--- START Given information ---

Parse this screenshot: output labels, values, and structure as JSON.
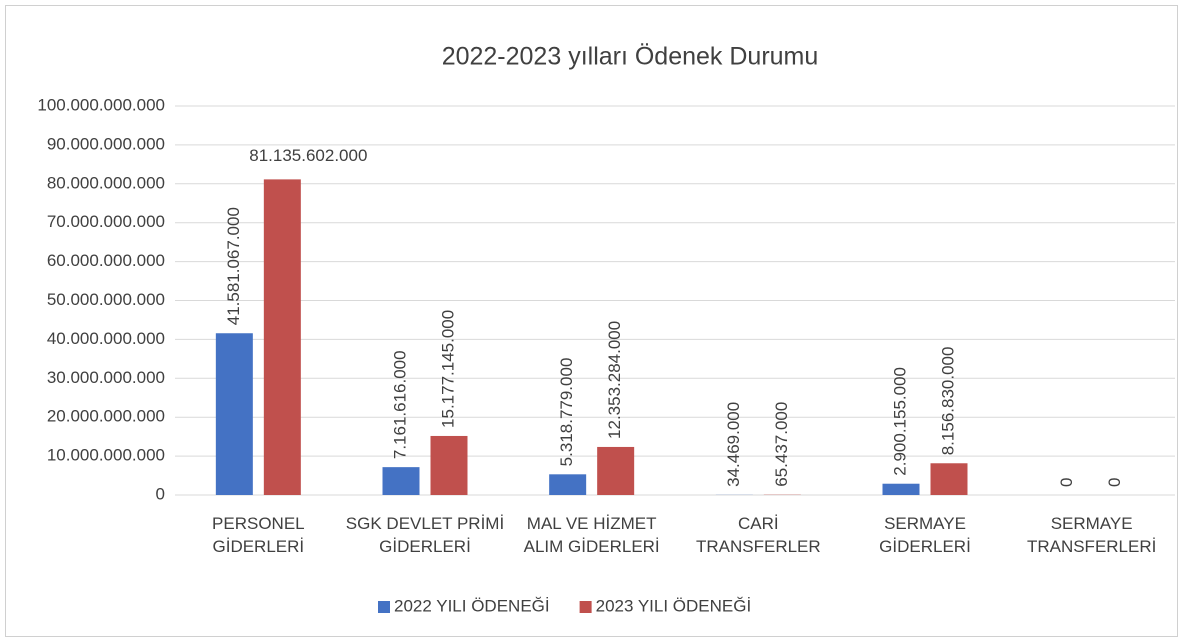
{
  "chart_data": {
    "type": "bar",
    "title": "2022-2023 yılları Ödenek Durumu",
    "categories": [
      "PERSONEL GİDERLERİ",
      "SGK DEVLET PRİMİ GİDERLERİ",
      "MAL VE HİZMET ALIM GİDERLERİ",
      "CARİ TRANSFERLER",
      "SERMAYE GİDERLERİ",
      "SERMAYE TRANSFERLERİ"
    ],
    "series": [
      {
        "name": "2022 YILI ÖDENEĞİ",
        "color": "#4472c4",
        "values": [
          41581067000,
          7161616000,
          5318779000,
          34469000,
          2900155000,
          0
        ],
        "value_labels": [
          "41.581.067.000",
          "7.161.616.000",
          "5.318.779.000",
          "34.469.000",
          "2.900.155.000",
          "0"
        ]
      },
      {
        "name": "2023 YILI ÖDENEĞİ",
        "color": "#c0504d",
        "values": [
          81135602000,
          15177145000,
          12353284000,
          65437000,
          8156830000,
          0
        ],
        "value_labels": [
          "81.135.602.000",
          "15.177.145.000",
          "12.353.284.000",
          "65.437.000",
          "8.156.830.000",
          "0"
        ]
      }
    ],
    "ylim": [
      0,
      100000000000
    ],
    "yticks": [
      0,
      {
        "value": 10000000000,
        "label": "10.000.000.000"
      },
      {
        "value": 20000000000,
        "label": "20.000.000.000"
      },
      {
        "value": 30000000000,
        "label": "30.000.000.000"
      },
      {
        "value": 40000000000,
        "label": "40.000.000.000"
      },
      {
        "value": 50000000000,
        "label": "50.000.000.000"
      },
      {
        "value": 60000000000,
        "label": "60.000.000.000"
      },
      {
        "value": 70000000000,
        "label": "70.000.000.000"
      },
      {
        "value": 80000000000,
        "label": "80.000.000.000"
      },
      {
        "value": 90000000000,
        "label": "90.000.000.000"
      },
      {
        "value": 100000000000,
        "label": "100.000.000.000"
      }
    ],
    "grid": true,
    "legend": "bottom"
  }
}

--- END Given information ---

## Goal of the exercise
Look through the entries above for the word "SERMAYE". Copy every line where it shows up.

## Correct answer
      "SERMAYE GİDERLERİ",
      "SERMAYE TRANSFERLERİ"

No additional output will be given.